» Exercise: Scan the entries and tally the lines that include the string "name". Reply with the figure alone.
## begin Supplied material
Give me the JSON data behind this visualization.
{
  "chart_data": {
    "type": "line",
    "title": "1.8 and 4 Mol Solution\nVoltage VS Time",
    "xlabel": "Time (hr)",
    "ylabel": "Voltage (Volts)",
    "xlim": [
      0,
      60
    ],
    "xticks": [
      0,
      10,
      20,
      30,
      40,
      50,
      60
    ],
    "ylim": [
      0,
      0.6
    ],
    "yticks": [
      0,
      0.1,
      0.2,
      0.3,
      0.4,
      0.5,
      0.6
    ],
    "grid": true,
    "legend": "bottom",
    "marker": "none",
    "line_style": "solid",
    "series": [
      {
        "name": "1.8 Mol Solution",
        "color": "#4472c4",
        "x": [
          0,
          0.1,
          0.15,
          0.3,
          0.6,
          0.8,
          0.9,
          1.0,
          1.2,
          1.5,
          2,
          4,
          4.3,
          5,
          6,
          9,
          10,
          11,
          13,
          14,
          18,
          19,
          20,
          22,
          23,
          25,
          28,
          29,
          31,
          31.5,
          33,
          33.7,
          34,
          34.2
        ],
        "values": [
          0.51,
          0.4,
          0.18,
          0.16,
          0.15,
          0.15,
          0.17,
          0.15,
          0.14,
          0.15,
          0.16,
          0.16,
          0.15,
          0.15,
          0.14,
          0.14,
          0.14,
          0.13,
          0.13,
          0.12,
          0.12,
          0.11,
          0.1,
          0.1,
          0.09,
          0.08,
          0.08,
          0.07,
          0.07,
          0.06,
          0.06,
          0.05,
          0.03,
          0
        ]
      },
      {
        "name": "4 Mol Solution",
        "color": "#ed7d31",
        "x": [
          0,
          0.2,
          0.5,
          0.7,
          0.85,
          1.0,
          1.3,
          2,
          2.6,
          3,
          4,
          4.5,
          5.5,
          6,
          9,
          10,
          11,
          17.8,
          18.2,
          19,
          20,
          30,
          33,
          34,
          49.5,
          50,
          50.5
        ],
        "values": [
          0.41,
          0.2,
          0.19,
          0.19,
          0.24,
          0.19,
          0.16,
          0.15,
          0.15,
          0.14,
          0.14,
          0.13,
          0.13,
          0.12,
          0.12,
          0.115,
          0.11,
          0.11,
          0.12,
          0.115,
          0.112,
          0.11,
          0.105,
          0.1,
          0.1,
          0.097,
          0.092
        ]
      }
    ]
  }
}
## end Supplied material
» Answer to this task: 2